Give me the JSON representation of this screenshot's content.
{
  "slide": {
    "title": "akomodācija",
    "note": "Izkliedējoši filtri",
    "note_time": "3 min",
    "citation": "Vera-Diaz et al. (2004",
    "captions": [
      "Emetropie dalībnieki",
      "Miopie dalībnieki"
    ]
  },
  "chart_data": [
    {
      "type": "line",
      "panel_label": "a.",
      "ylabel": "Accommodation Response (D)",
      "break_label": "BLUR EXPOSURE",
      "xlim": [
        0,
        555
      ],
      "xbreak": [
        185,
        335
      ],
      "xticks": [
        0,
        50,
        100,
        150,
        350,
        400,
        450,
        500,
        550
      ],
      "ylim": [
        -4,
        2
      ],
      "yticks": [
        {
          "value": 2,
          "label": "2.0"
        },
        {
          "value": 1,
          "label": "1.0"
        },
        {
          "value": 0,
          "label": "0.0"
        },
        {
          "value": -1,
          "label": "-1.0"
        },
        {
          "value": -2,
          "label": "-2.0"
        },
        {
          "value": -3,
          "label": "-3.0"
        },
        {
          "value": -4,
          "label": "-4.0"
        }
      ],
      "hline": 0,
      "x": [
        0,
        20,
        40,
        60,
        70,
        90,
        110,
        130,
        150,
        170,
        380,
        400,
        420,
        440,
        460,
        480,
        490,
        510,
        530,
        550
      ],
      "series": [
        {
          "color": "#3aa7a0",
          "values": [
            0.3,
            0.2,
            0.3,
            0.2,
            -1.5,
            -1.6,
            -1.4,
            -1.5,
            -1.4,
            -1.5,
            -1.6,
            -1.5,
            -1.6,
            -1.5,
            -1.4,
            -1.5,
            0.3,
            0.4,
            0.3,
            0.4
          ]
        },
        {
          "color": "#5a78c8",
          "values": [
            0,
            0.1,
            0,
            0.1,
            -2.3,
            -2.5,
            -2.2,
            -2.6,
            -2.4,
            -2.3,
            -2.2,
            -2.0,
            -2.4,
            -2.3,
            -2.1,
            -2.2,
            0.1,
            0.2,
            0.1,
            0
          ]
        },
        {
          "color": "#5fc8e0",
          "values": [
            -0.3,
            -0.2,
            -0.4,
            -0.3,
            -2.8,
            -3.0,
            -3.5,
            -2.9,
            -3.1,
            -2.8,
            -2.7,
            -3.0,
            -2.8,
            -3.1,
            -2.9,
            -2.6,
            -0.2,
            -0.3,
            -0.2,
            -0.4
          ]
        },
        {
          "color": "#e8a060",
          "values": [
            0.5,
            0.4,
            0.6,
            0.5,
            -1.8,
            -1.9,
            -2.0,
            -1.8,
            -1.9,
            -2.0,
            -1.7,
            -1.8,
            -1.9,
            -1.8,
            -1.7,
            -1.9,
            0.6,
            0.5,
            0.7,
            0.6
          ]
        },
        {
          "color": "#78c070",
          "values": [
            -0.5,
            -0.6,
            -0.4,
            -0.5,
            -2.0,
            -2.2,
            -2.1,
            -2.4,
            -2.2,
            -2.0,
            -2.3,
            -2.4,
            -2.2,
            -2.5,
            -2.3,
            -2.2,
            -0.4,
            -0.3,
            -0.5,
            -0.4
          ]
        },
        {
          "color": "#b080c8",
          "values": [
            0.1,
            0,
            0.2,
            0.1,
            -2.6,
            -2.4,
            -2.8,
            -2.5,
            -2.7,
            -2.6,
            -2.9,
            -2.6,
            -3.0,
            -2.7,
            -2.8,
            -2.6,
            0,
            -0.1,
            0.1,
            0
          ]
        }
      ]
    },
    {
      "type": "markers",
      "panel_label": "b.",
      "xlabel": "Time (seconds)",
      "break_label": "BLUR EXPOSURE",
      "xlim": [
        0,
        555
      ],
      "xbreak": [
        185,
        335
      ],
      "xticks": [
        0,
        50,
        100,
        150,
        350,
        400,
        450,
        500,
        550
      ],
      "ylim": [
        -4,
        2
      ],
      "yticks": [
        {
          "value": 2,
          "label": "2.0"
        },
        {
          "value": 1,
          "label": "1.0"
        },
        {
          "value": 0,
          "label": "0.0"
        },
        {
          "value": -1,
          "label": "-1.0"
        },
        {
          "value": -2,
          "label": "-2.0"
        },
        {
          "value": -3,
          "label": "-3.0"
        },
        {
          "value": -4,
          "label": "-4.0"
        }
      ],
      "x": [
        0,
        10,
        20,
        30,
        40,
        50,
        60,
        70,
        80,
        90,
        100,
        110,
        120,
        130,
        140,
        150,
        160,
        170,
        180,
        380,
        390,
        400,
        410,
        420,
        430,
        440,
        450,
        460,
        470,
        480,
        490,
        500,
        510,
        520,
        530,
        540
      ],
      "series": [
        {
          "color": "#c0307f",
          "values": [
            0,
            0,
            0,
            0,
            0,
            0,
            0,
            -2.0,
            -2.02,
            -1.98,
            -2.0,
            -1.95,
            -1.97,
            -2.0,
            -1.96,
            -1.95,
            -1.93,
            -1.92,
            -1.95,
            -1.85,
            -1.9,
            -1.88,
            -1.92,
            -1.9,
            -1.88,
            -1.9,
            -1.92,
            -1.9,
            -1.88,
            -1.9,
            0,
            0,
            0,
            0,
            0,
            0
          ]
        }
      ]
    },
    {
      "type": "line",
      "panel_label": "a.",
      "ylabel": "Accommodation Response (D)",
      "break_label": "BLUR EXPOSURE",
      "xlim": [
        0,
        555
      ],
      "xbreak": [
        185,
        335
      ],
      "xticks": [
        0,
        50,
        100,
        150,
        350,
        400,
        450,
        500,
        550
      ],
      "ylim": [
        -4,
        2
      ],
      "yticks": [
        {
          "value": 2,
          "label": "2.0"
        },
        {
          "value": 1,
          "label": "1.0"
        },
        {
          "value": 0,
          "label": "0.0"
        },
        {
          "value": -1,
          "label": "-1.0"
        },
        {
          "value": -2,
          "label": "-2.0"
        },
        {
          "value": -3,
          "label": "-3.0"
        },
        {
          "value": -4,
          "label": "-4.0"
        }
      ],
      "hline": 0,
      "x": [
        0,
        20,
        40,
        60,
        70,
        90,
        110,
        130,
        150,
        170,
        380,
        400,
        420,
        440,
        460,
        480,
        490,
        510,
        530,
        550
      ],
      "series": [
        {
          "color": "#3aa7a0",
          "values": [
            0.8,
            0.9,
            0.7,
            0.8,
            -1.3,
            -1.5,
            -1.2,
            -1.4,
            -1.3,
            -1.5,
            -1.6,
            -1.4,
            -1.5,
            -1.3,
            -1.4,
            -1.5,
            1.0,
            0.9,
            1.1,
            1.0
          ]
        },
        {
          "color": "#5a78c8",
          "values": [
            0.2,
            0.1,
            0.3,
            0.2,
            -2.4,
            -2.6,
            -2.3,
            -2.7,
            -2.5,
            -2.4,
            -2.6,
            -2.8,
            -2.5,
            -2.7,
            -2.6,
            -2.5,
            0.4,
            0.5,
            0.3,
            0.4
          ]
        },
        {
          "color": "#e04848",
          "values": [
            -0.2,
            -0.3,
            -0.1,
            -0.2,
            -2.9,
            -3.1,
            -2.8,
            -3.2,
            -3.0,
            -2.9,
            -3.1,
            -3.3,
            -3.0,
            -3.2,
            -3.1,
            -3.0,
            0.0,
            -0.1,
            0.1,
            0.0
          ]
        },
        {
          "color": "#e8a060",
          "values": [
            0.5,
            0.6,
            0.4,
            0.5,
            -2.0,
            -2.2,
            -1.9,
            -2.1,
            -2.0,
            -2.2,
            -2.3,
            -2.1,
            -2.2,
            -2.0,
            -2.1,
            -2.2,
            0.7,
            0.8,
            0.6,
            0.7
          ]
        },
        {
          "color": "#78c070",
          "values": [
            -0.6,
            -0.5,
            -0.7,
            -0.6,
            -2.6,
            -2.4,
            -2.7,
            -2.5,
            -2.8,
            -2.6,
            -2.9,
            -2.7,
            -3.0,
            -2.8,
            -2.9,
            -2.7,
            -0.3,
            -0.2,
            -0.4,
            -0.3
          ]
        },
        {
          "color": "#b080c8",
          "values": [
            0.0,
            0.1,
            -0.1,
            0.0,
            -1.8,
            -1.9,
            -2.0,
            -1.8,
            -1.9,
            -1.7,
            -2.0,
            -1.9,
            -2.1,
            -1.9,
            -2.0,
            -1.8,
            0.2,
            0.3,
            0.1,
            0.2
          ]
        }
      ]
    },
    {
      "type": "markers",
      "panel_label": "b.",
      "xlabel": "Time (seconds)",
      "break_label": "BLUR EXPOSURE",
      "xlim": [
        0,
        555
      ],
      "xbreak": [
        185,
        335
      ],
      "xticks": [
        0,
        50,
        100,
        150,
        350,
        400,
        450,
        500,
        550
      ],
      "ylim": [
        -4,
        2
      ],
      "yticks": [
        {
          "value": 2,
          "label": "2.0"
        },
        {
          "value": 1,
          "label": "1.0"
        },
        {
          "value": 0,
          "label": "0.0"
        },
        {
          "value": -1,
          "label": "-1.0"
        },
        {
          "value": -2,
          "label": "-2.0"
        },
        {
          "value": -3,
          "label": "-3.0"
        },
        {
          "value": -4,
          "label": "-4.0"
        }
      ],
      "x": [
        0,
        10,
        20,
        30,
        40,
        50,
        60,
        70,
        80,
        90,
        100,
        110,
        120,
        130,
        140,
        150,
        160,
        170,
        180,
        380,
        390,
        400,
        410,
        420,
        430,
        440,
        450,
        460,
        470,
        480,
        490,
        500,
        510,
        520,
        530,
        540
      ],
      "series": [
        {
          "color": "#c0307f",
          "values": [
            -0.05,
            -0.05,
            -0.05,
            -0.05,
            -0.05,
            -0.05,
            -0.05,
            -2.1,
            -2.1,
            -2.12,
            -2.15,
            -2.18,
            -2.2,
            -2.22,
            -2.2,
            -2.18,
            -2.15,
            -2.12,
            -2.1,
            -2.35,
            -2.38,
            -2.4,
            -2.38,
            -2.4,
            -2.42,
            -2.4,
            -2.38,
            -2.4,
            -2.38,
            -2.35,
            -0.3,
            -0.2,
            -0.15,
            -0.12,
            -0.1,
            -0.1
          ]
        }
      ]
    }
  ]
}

> What to produce
Check each line above for the word "dalībnieki", and copy the lines where it appears.

> Output for this task
      "Emetropie dalībnieki",
      "Miopie dalībnieki"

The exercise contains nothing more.